Task objective:
Print each of the entries exactly, leaving nothing out.

start Data excerpts

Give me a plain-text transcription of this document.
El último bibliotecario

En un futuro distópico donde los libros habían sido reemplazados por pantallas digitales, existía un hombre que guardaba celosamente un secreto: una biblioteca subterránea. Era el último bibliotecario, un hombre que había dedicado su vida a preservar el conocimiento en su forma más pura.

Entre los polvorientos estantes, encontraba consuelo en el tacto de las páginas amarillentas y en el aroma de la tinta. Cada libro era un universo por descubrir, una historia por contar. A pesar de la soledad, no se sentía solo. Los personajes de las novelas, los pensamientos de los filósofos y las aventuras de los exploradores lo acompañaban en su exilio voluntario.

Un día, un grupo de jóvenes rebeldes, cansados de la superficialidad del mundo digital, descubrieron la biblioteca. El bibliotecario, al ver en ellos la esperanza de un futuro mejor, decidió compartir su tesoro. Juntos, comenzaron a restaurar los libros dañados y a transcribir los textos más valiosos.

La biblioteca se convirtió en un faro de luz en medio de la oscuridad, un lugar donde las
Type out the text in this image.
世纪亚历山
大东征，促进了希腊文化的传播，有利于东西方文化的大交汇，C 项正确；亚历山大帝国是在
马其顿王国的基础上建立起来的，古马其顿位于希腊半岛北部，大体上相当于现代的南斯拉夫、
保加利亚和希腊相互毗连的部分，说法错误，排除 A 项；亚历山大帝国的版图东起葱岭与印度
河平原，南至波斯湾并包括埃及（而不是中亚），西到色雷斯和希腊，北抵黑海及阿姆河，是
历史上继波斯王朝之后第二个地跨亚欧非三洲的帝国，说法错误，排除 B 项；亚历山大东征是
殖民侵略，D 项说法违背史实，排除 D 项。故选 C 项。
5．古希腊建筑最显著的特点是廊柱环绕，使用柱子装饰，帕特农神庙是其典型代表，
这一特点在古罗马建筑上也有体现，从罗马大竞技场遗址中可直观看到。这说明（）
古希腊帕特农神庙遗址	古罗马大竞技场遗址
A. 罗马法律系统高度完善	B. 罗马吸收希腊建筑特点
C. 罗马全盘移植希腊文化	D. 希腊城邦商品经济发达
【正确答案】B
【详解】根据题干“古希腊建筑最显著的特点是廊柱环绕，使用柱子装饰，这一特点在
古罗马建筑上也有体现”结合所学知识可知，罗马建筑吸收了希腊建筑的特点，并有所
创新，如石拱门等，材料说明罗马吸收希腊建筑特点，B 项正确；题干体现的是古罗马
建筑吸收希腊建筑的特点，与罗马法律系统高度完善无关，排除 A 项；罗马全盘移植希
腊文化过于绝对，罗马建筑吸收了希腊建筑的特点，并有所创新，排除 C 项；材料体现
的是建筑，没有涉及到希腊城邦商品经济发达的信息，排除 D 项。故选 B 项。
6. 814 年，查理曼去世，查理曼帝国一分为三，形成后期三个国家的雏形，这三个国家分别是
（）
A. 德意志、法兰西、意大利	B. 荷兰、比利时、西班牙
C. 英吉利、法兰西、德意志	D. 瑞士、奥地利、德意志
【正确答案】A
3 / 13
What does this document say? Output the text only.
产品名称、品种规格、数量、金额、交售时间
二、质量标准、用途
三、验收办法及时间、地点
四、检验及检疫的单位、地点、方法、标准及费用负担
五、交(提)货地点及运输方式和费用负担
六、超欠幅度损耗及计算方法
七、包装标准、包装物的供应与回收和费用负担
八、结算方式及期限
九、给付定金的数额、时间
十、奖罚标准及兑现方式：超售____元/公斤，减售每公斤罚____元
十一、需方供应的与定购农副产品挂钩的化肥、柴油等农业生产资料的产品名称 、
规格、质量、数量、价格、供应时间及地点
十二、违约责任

end Data excerpts

Output of the exercise:
Give me a plain-text transcription of this document.
El último bibliotecario

En un futuro distópico donde los libros habían sido reemplazados por pantallas digitales, existía un hombre que guardaba celosamente un secreto: una biblioteca subterránea. Era el último bibliotecario, un hombre que había dedicado su vida a preservar el conocimiento en su forma más pura.

Entre los polvorientos estantes, encontraba consuelo en el tacto de las páginas amarillentas y en el aroma de la tinta. Cada libro era un universo por descubrir, una historia por contar. A pesar de la soledad, no se sentía solo. Los personajes de las novelas, los pensamientos de los filósofos y las aventuras de los exploradores lo acompañaban en su exilio voluntario.

Un día, un grupo de jóvenes rebeldes, cansados de la superficialidad del mundo digital, descubrieron la biblioteca. El bibliotecario, al ver en ellos la esperanza de un futuro mejor, decidió compartir su tesoro. Juntos, comenzaron a restaurar los libros dañados y a transcribir los textos más valiosos.

La biblioteca se convirtió en un faro de luz en medio de la oscuridad, un lugar donde las
Type out the text in this image.
世纪亚历山
大东征，促进了希腊文化的传播，有利于东西方文化的大交汇，C 项正确；亚历山大帝国是在
马其顿王国的基础上建立起来的，古马其顿位于希腊半岛北部，大体上相当于现代的南斯拉夫、
保加利亚和希腊相互毗连的部分，说法错误，排除 A 项；亚历山大帝国的版图东起葱岭与印度
河平原，南至波斯湾并包括埃及（而不是中亚），西到色雷斯和希腊，北抵黑海及阿姆河，是
历史上继波斯王朝之后第二个地跨亚欧非三洲的帝国，说法错误，排除 B 项；亚历山大东征是
殖民侵略，D 项说法违背史实，排除 D 项。故选 C 项。
5．古希腊建筑最显著的特点是廊柱环绕，使用柱子装饰，帕特农神庙是其典型代表，
这一特点在古罗马建筑上也有体现，从罗马大竞技场遗址中可直观看到。这说明（）
古希腊帕特农神庙遗址	古罗马大竞技场遗址
A. 罗马法律系统高度完善	B. 罗马吸收希腊建筑特点
C. 罗马全盘移植希腊文化	D. 希腊城邦商品经济发达
【正确答案】B
【详解】根据题干“古希腊建筑最显著的特点是廊柱环绕，使用柱子装饰，这一特点在
古罗马建筑上也有体现”结合所学知识可知，罗马建筑吸收了希腊建筑的特点，并有所
创新，如石拱门等，材料说明罗马吸收希腊建筑特点，B 项正确；题干体现的是古罗马
建筑吸收希腊建筑的特点，与罗马法律系统高度完善无关，排除 A 项；罗马全盘移植希
腊文化过于绝对，罗马建筑吸收了希腊建筑的特点，并有所创新，排除 C 项；材料体现
的是建筑，没有涉及到希腊城邦商品经济发达的信息，排除 D 项。故选 B 项。
6. 814 年，查理曼去世，查理曼帝国一分为三，形成后期三个国家的雏形，这三个国家分别是
（）
A. 德意志、法兰西、意大利	B. 荷兰、比利时、西班牙
C. 英吉利、法兰西、德意志	D. 瑞士、奥地利、德意志
【正确答案】A
3 / 13
What does this document say? Output the text only.
产品名称、品种规格、数量、金额、交售时间
二、质量标准、用途
三、验收办法及时间、地点
四、检验及检疫的单位、地点、方法、标准及费用负担
五、交(提)货地点及运输方式和费用负担
六、超欠幅度损耗及计算方法
七、包装标准、包装物的供应与回收和费用负担
八、结算方式及期限
九、给付定金的数额、时间
十、奖罚标准及兑现方式：超售____元/公斤，减售每公斤罚____元
十一、需方供应的与定购农副产品挂钩的化肥、柴油等农业生产资料的产品名称 、
规格、质量、数量、价格、供应时间及地点
十二、违约责任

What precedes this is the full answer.